→ What needs to be done: Every line that holds "text" should be shown.
———
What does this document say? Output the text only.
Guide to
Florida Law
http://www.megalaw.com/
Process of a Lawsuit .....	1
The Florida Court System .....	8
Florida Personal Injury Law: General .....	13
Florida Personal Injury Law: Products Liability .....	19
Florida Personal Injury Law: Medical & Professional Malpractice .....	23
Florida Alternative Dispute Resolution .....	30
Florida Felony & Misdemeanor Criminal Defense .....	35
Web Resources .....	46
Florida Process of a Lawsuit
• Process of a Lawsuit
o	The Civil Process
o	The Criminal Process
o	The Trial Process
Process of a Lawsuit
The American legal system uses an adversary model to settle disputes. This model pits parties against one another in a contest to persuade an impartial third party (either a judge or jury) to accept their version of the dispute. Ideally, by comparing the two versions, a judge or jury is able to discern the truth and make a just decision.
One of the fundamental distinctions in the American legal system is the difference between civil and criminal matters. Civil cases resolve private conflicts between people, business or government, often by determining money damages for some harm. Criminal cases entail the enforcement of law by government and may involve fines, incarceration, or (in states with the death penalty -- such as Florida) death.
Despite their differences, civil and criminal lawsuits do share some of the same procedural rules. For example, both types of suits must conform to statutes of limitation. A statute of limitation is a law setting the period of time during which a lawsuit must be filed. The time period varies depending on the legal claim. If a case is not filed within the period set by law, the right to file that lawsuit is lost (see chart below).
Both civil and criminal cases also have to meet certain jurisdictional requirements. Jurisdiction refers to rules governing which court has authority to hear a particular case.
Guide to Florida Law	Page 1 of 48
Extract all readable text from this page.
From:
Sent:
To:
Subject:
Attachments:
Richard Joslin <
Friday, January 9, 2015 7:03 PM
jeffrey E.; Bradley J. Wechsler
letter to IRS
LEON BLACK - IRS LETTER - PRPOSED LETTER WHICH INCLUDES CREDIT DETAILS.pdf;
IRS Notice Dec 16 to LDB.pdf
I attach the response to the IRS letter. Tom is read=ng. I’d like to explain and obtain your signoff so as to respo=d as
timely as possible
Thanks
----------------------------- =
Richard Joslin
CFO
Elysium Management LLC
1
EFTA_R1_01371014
———
→ The result:
What does this document say? Output the text only.
Extract all readable text from this page.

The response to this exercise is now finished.